(Data extracted from a collection)

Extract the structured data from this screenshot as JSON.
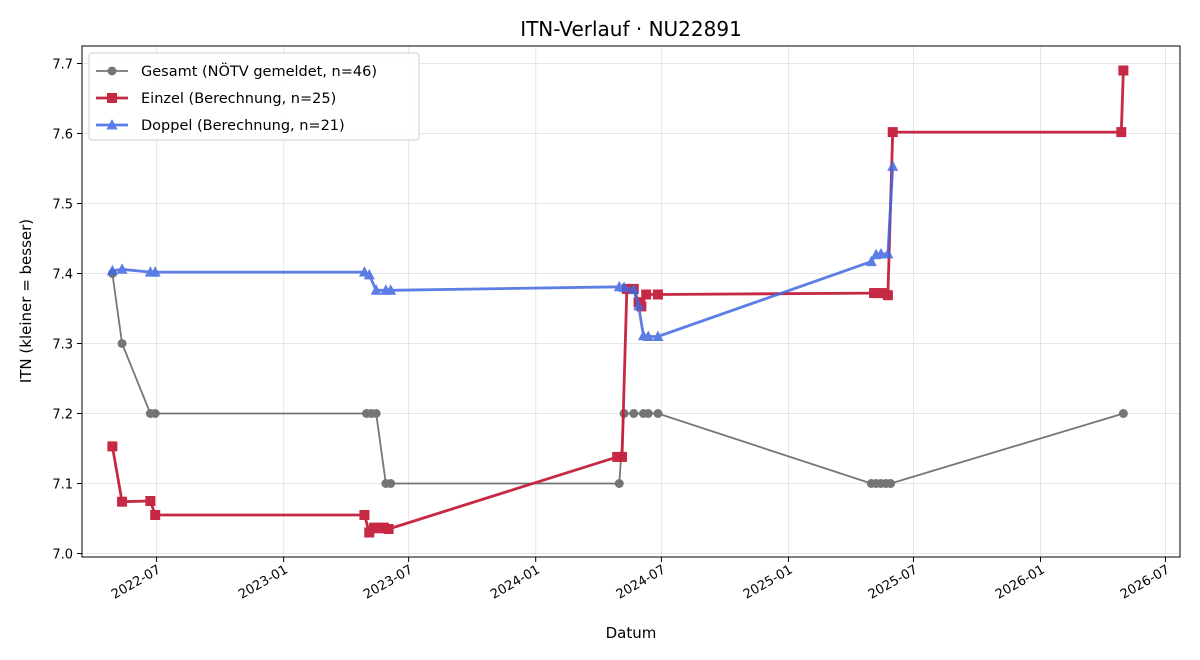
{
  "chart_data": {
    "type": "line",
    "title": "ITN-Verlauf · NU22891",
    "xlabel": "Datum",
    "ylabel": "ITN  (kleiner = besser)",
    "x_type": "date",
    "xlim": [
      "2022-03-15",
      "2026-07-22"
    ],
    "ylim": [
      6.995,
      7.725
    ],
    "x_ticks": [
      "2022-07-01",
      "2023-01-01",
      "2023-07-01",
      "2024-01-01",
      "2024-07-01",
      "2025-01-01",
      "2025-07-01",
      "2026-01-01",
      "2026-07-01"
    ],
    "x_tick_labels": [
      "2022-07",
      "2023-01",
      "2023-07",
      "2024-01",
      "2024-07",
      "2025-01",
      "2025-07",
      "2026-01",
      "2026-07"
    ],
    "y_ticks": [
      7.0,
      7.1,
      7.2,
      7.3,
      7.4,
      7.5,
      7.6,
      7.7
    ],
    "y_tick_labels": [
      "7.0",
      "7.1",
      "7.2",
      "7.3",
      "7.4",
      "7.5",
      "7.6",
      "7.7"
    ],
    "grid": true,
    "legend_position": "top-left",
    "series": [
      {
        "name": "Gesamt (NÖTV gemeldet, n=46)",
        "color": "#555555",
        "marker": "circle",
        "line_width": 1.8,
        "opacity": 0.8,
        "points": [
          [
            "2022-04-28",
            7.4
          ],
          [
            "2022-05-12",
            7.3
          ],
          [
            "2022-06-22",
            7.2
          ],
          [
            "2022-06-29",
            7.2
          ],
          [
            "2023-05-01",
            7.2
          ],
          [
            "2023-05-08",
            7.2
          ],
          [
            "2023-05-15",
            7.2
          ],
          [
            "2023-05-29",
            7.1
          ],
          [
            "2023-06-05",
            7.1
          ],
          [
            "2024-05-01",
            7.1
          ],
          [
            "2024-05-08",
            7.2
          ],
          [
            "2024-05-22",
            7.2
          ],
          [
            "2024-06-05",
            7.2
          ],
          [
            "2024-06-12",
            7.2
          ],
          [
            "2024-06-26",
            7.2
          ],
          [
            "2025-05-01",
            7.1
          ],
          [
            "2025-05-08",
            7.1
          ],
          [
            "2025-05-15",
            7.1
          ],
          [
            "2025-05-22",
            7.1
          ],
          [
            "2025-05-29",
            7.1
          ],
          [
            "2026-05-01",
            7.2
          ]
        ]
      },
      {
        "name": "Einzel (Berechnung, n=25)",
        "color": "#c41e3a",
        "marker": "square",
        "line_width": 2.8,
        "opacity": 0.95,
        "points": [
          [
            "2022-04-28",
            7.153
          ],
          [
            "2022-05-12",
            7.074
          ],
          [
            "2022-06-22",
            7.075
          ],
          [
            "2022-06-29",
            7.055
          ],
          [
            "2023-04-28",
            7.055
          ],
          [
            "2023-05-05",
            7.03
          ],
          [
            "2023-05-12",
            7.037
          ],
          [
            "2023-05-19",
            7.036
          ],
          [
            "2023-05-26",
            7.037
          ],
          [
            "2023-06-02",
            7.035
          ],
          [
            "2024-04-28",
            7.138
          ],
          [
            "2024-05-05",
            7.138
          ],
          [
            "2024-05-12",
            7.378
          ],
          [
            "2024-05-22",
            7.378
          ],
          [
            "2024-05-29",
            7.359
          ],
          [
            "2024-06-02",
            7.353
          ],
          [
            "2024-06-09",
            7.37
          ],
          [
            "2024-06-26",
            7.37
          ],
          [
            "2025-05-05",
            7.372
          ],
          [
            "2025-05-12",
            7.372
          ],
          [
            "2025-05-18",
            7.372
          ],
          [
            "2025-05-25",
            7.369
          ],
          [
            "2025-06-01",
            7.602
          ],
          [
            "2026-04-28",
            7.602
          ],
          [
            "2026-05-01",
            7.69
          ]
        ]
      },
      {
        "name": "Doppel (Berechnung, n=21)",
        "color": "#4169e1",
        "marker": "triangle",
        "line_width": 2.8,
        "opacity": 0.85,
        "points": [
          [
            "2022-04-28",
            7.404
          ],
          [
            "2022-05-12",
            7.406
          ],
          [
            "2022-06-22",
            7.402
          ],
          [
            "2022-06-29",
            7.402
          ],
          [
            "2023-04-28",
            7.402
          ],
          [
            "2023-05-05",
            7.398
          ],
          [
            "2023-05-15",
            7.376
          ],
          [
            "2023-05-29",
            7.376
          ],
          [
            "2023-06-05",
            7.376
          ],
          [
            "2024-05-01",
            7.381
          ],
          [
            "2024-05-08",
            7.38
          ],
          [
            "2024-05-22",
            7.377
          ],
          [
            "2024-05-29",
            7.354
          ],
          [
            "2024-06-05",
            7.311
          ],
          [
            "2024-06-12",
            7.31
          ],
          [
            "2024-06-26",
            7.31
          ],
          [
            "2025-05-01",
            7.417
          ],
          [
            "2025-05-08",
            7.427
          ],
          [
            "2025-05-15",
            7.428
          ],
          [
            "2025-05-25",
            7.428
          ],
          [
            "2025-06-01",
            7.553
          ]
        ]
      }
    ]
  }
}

==

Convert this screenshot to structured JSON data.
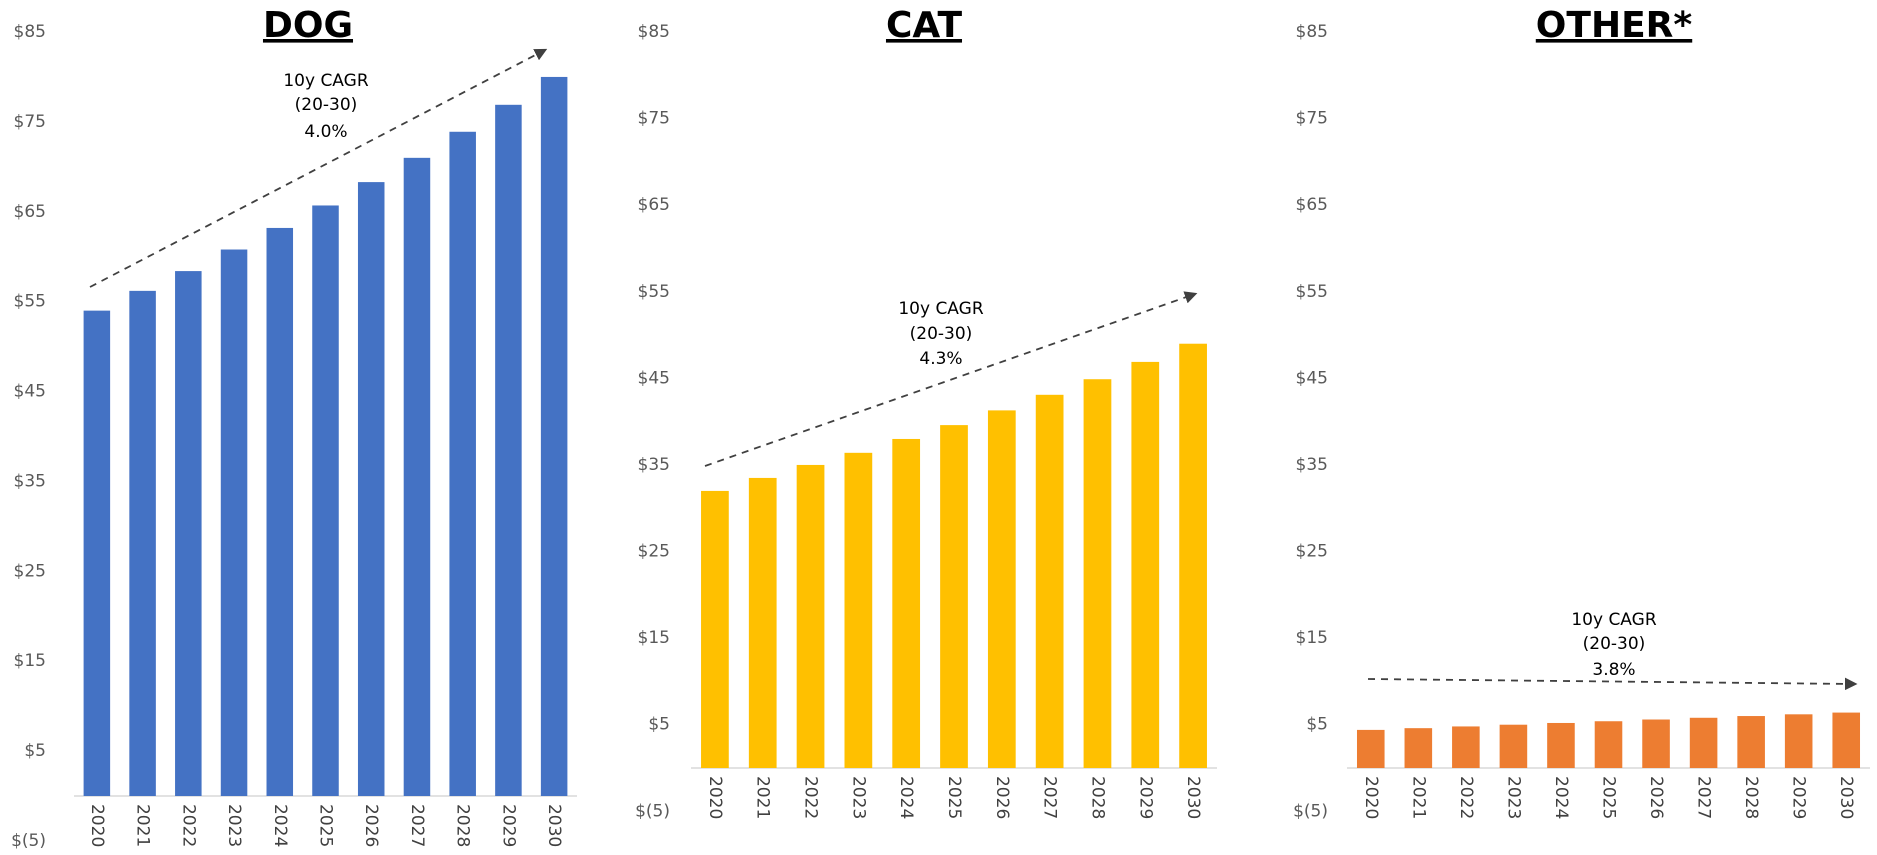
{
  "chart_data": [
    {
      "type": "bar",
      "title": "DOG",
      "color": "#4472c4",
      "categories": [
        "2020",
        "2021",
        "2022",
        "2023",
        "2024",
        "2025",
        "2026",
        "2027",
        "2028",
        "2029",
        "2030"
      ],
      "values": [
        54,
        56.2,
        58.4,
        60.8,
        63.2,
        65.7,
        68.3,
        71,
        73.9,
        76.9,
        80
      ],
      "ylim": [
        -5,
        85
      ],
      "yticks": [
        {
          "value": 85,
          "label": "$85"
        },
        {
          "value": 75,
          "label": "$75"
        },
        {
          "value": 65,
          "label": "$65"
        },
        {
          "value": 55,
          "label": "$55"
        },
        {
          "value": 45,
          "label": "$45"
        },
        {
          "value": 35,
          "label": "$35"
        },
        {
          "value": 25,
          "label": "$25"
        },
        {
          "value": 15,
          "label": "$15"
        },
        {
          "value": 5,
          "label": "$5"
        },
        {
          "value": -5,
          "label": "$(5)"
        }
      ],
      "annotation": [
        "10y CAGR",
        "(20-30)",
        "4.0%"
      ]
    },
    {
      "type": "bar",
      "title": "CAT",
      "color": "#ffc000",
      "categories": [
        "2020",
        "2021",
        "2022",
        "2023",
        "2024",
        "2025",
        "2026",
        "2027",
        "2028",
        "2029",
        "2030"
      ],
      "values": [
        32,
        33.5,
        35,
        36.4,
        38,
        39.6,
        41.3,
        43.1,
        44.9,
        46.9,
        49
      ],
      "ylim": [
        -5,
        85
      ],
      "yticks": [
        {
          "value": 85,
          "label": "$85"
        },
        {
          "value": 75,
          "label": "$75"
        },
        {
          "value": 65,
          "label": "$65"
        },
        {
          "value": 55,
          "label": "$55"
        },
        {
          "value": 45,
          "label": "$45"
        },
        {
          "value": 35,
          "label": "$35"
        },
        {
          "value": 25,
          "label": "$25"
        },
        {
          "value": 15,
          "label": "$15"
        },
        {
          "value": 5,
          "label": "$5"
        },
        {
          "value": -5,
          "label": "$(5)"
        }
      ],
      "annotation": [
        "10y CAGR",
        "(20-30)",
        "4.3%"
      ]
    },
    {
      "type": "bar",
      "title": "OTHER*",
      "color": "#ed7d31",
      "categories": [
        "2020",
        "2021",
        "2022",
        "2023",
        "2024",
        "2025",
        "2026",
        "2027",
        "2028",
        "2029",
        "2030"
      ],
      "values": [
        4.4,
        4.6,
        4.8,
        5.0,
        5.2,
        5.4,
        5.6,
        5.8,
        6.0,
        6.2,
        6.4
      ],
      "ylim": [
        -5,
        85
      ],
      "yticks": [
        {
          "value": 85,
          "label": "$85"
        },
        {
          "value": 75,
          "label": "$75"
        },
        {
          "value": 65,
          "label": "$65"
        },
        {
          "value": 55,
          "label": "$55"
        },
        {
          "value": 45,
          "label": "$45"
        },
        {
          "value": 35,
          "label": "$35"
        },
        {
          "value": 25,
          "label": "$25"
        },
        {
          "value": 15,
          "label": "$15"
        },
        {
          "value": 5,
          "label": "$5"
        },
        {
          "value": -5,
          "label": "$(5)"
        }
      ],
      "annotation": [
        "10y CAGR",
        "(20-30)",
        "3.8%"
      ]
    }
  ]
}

(Requirements): Track down the lines that include the word "name" and copy them.

(Completed exercise):
        "name": "Gesamt (NÖTV gemeldet, n=46)",
        "name": "Einzel (Berechnung, n=25)",
        "name": "Doppel (Berechnung, n=21)",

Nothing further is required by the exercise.